Consigne 1. Réécrivez les enregistrements en commençant au début des enregistrements et en allant jusqu'à la ligne qui contient « svg-text:GND1: GND1 — [162, 271, 183, 280] », celle-ci comprise. Remplacez « wire » par « trace » et laissez tout le reste inchangé.

· · · · ·

Or, souligne l’Etat allemand, la famille Wawrzyniak réside habituellement en Pologne, et la fille de Monsieur Wawrzyniak, pour laquelle l’allocation familiale est demandée, a toujours résidé en Pologne, y compris pendant la période de détachement de son père.
Certes, mais la Cour, dans l’arrêt Wawrzyniak, relève que l’allocation familiale réclamée en vertu du droit allemand applicable est également accordée à toute personne qui, bien que n’ayant pas de domicile ou de lieu de séjour habituel en Allemagne, est assujettie intégralement à l’impôt sur le revenu, le critère de rattachement entre l’Allemagne et le travailleur migrant étant cette fois l’assujettissement intégral à l’impôt sur le revenu.
Ce second facteur de rattachement est d’ailleurs, poursuit la Cour, “fondé sur un critère précis et peut être considéré comme étant suffisamment étroit, compte tenu également du fait que la prestation familiale réclamée est financée par des recettes fiscales”.
Ces deux critères de rattachement étant alternatifs, selon la Cour, la circonstance que la famille Wawrzyniak – y compris la fille pour laquelle l’allocation est réclamée – réside habituellement en Pologne est donc sans pertinence, et l’un quelconque des deux critères de rattachement pris en considération en vertu du droit allemand (la résidence ou l’assujettissement intégral à l’impôt sur le revenu) donne droit à l’allocation familiale.
Principe de proportionalité
Enfin, selon l’Etat allemand, des dispositions nationales anti-cumul sont prévues concernant l’allocation familiale réclamée, qui est en particulier exclue si une allocation comparable est perçue ou permise dans un autre Etat (la Pologne, en l’espèce).
Selon la Cour, il appartient à ceux des Etats de l’Union qui ont la faculté, et non l’obligation, d’octroyer des prestations de sécurité sociale, de prévoir des dispositions nationales leur permettant de prévenir ou régler d’éventuelles situations de cumul de prestations.

· · · · ·

Consigne 2. Recopiez à l'identique le passage de l'extrait sur l'arrêt Wawrzyniak qui commence par « Ce second facteur » et va jusqu'à « à l’allocation familiale. ».

Enregistrements.
· · · · ·

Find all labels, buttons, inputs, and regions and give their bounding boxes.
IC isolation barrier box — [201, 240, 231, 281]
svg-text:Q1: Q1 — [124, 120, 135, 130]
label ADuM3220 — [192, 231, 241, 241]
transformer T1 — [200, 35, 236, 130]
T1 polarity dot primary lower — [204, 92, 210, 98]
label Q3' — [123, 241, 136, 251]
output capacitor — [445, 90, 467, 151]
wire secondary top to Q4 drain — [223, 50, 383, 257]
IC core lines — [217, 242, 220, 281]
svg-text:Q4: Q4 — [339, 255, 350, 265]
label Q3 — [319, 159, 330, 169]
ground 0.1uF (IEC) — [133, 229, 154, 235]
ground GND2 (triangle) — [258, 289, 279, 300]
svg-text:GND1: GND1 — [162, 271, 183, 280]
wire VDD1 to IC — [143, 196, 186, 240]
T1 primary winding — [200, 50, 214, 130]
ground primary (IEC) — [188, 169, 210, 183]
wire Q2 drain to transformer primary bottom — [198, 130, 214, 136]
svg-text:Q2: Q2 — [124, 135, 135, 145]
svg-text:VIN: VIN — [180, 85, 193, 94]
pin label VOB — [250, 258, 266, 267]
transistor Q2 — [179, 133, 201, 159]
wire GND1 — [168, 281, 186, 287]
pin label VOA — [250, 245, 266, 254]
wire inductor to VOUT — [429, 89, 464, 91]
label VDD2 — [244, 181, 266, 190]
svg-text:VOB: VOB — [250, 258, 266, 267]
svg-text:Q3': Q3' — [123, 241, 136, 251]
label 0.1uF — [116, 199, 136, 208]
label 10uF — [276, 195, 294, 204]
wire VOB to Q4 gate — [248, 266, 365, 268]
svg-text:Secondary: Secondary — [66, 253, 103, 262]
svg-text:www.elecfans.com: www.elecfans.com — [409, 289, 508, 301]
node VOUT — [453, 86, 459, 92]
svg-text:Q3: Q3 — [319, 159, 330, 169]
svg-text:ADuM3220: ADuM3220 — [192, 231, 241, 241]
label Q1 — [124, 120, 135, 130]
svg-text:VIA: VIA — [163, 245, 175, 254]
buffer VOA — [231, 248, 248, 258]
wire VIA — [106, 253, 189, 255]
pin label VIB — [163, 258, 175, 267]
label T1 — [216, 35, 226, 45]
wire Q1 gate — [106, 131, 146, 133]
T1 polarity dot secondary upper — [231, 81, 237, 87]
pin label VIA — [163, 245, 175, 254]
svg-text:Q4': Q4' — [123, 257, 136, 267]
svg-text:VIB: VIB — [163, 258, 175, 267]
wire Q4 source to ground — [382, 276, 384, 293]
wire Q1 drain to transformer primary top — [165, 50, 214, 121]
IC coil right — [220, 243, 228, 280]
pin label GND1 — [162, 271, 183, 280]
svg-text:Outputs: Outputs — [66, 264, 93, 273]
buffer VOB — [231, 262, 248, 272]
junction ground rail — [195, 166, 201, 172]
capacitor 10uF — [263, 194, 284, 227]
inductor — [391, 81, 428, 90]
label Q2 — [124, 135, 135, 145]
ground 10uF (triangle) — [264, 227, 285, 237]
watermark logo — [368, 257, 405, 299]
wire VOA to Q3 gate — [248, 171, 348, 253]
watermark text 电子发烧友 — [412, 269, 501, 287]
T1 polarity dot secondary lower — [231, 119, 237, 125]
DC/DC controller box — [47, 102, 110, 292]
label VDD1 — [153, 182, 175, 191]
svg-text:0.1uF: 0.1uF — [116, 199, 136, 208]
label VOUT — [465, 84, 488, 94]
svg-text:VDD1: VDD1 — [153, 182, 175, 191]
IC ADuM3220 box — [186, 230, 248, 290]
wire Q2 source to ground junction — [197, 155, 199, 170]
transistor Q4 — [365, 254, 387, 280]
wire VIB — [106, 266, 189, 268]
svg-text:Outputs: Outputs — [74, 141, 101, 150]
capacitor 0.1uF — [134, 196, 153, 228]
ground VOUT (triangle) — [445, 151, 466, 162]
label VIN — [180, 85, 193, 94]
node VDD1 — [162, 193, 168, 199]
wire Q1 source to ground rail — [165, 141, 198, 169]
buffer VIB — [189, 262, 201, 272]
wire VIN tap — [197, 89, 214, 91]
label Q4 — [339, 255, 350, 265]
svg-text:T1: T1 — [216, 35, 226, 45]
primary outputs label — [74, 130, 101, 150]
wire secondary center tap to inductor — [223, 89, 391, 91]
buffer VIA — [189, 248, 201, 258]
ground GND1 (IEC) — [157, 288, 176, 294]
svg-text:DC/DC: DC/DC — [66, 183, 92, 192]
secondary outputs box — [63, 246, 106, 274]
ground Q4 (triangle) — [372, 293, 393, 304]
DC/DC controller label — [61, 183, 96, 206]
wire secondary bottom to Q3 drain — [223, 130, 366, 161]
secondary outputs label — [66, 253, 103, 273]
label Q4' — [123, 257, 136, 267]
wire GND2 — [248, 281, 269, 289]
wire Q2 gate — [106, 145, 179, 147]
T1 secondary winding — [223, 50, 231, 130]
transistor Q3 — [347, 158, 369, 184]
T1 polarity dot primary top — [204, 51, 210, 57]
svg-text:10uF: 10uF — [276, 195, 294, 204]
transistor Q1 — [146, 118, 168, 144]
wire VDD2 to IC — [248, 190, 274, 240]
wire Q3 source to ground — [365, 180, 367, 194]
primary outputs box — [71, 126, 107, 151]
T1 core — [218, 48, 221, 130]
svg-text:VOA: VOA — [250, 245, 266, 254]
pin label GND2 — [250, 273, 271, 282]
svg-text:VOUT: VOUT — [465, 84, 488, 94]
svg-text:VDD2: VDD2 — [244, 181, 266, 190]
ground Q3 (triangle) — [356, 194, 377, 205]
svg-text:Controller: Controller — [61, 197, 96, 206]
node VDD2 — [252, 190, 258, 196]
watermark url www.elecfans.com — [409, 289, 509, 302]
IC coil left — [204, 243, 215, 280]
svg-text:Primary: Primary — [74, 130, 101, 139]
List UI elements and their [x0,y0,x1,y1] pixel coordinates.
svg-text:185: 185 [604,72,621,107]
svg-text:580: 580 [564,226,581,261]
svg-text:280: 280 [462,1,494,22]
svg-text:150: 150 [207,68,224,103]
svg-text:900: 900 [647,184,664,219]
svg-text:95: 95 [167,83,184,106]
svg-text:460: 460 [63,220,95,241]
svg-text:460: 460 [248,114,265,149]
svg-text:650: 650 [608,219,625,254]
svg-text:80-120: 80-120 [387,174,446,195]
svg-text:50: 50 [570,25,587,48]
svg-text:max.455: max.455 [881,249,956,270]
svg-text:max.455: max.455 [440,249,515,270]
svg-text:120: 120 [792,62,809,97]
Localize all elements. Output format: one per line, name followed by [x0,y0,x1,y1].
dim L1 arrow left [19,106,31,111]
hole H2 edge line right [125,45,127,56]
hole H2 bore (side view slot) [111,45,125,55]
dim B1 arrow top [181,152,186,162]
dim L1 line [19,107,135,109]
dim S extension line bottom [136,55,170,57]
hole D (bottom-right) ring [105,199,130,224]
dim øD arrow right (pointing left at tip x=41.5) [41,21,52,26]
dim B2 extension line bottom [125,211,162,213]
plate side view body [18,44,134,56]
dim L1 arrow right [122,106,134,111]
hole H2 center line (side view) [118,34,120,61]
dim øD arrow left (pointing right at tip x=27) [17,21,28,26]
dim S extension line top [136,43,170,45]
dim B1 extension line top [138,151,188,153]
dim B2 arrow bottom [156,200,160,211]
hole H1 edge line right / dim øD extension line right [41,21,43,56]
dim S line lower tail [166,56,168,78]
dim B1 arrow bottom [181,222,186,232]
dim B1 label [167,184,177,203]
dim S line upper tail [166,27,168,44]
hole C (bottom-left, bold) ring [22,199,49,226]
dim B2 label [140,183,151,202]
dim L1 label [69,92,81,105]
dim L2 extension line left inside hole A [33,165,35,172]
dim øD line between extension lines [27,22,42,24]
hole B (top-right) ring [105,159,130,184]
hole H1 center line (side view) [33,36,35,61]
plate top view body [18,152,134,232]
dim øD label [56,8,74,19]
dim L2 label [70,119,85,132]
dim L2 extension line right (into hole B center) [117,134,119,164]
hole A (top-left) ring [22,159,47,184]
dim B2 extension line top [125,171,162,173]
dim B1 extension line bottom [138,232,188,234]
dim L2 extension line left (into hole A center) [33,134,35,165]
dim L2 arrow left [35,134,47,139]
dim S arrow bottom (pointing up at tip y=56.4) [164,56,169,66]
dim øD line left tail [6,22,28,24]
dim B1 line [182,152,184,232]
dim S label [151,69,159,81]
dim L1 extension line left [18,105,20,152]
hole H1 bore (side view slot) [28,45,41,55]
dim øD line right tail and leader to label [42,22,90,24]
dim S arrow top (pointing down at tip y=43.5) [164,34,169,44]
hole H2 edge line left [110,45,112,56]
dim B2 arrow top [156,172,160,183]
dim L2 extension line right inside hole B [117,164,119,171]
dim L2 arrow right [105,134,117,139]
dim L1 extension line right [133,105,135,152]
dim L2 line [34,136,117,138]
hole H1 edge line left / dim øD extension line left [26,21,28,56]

· · · · ·

Réponse complète 1.
Find all labels, buttons, inputs, and regions and give their bounding boxes.
IC isolation barrier box — [201, 240, 231, 281]
svg-text:Q1: Q1 — [124, 120, 135, 130]
label ADuM3220 — [192, 231, 241, 241]
transformer T1 — [200, 35, 236, 130]
T1 polarity dot primary lower — [204, 92, 210, 98]
label Q3' — [123, 241, 136, 251]
output capacitor — [445, 90, 467, 151]
trace secondary top to Q4 drain — [223, 50, 383, 257]
IC core lines — [217, 242, 220, 281]
svg-text:Q4: Q4 — [339, 255, 350, 265]
label Q3 — [319, 159, 330, 169]
ground 0.1uF (IEC) — [133, 229, 154, 235]
ground GND2 (triangle) — [258, 289, 279, 300]
svg-text:GND1: GND1 — [162, 271, 183, 280]

Réponse complète 2.
Ce second facteur de rattachement est d’ailleurs, poursuit la Cour, “fondé sur un critère précis et peut être considéré comme étant suffisamment étroit, compte tenu également du fait que la prestation familiale réclamée est financée par des recettes fiscales”.
Ces deux critères de rattachement étant alternatifs, selon la Cour, la circonstance que la famille Wawrzyniak – y compris la fille pour laquelle l’allocation est réclamée – réside habituellement en Pologne est donc sans pertinence, et l’un quelconque des deux critères de rattachement pris en considération en vertu du droit allemand (la résidence ou l’assujettissement intégral à l’impôt sur le revenu) donne droit à l’allocation familiale.